====== Entries ======

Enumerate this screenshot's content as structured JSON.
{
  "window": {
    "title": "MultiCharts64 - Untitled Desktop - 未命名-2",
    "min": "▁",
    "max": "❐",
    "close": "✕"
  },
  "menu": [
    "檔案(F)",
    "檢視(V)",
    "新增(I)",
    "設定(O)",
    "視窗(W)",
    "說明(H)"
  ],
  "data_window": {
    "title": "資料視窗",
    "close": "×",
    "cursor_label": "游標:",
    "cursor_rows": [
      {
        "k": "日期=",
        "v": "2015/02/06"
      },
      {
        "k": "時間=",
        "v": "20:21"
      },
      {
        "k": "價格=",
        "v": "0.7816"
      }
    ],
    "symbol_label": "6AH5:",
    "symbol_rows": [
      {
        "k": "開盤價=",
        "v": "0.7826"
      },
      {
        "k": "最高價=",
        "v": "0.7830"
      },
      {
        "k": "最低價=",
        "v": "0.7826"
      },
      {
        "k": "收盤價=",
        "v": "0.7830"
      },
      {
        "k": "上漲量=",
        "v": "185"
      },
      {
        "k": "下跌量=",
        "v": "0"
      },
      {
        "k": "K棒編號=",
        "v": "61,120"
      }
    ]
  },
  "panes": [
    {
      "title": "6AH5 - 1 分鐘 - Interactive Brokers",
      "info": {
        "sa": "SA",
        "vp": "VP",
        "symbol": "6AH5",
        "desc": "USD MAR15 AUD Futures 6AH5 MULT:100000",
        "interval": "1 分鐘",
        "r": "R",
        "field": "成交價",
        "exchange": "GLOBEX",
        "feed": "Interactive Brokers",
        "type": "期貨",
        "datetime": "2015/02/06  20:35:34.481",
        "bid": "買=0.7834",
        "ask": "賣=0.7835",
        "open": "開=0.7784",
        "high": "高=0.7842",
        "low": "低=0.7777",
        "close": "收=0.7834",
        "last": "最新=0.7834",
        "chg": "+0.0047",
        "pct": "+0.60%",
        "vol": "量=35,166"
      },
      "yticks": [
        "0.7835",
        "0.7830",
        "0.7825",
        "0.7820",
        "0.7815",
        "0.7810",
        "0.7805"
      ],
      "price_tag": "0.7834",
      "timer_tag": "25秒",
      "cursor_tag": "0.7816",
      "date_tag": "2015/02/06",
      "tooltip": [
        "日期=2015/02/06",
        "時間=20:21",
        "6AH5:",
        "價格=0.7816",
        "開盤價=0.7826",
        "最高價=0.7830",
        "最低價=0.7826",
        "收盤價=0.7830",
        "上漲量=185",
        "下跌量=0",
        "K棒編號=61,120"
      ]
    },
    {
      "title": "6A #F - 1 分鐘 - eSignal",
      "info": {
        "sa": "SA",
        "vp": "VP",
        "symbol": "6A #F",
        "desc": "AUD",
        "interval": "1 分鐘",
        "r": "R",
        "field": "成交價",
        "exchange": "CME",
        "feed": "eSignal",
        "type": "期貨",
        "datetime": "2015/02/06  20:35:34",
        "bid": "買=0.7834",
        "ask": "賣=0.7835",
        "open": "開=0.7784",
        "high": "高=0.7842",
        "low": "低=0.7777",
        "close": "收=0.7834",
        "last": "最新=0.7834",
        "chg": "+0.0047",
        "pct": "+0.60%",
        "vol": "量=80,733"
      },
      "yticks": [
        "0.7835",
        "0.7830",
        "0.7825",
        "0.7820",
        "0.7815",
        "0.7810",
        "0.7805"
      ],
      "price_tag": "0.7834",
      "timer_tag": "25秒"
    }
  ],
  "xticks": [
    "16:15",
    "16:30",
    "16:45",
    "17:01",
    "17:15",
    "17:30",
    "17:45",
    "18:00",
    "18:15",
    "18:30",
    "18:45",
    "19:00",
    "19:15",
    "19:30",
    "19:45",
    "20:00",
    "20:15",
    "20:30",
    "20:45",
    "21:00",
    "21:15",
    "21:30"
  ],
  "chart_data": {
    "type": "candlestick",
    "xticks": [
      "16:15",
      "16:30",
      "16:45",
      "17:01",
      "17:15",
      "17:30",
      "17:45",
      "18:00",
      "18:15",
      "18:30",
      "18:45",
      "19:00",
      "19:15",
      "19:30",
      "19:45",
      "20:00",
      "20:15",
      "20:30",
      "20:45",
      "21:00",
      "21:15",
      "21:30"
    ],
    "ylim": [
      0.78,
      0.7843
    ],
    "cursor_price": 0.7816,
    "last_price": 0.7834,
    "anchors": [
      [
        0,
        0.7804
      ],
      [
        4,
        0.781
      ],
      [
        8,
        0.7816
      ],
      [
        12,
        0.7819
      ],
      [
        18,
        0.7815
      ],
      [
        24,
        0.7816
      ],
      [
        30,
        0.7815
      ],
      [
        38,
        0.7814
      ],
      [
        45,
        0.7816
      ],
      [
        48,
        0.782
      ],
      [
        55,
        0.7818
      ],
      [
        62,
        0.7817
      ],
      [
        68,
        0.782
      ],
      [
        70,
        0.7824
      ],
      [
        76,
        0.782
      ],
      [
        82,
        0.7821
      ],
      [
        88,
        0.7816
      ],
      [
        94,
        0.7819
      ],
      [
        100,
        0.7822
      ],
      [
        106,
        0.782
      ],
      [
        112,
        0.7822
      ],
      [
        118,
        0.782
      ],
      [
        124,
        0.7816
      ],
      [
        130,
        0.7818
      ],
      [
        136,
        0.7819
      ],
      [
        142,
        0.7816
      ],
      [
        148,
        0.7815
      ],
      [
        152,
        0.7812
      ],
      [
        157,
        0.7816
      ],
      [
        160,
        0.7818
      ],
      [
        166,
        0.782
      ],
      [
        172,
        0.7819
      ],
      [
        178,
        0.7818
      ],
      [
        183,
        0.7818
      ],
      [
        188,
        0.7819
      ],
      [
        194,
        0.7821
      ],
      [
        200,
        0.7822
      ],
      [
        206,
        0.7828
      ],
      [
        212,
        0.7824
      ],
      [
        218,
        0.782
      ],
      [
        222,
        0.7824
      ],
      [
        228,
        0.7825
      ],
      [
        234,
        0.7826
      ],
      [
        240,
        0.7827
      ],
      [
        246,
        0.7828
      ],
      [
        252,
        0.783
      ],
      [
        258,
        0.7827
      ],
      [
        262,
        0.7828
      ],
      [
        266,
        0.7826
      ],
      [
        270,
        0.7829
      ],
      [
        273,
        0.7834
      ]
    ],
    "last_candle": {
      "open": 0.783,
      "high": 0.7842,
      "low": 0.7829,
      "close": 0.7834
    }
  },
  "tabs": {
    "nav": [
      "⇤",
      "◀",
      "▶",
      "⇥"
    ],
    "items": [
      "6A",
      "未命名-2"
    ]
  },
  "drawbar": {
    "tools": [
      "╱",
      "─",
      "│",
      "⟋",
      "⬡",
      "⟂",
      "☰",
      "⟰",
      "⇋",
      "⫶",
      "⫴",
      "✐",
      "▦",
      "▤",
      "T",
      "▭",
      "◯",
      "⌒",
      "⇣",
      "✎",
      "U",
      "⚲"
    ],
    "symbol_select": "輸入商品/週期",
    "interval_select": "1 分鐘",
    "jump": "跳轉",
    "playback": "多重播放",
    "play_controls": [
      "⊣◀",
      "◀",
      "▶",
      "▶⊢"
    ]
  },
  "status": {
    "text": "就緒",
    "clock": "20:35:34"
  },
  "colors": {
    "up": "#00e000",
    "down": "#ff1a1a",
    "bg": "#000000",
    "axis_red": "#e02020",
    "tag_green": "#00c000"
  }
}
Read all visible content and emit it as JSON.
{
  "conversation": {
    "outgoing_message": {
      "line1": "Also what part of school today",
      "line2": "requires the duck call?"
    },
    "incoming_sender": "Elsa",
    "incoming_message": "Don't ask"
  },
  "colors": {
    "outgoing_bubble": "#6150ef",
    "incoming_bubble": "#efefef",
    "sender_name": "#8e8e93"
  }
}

======

Using the material above, reproduce exactly the line that contains "Read all visible content and emit it as JSON." and all lines after it through the last one, and only those.

* [The completed task]
Read all visible content and emit it as JSON.
{
  "conversation": {
    "outgoing_message": {
      "line1": "Also what part of school today",
      "line2": "requires the duck call?"
    },
    "incoming_sender": "Elsa",
    "incoming_message": "Don't ask"
  },
  "colors": {
    "outgoing_bubble": "#6150ef",
    "incoming_bubble": "#efefef",
    "sender_name": "#8e8e93"
  }
}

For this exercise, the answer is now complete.